* START Source data *
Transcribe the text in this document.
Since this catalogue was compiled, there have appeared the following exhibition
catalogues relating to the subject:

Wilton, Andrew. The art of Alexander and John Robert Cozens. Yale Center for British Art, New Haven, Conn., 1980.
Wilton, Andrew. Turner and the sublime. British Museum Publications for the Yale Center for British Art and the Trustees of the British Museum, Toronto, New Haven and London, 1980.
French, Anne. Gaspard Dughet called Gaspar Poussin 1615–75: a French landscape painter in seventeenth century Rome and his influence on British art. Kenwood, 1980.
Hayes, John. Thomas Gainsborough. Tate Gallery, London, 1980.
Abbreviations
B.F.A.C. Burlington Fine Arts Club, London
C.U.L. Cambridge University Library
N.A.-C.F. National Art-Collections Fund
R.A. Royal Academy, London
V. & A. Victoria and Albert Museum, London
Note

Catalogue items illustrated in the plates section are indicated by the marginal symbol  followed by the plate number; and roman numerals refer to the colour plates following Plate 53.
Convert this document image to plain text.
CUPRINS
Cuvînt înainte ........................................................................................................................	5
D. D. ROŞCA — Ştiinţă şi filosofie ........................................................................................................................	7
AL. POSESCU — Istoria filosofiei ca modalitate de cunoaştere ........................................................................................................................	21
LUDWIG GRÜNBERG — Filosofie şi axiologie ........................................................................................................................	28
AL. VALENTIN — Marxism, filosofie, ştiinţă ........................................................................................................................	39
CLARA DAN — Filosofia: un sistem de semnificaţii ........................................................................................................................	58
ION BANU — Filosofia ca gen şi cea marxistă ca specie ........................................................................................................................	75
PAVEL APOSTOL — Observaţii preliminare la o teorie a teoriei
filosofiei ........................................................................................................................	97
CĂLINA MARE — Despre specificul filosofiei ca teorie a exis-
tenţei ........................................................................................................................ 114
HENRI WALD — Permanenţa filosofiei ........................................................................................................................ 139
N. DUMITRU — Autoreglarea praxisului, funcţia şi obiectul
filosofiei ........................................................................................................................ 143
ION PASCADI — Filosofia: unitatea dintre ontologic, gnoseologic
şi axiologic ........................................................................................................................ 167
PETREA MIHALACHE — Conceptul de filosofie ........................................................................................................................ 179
* END Source data *
▶ _Given problem_:
Above are entries; state the number of lines among them that contain "Wilton", and nothing else.

▶ _Result below_:
2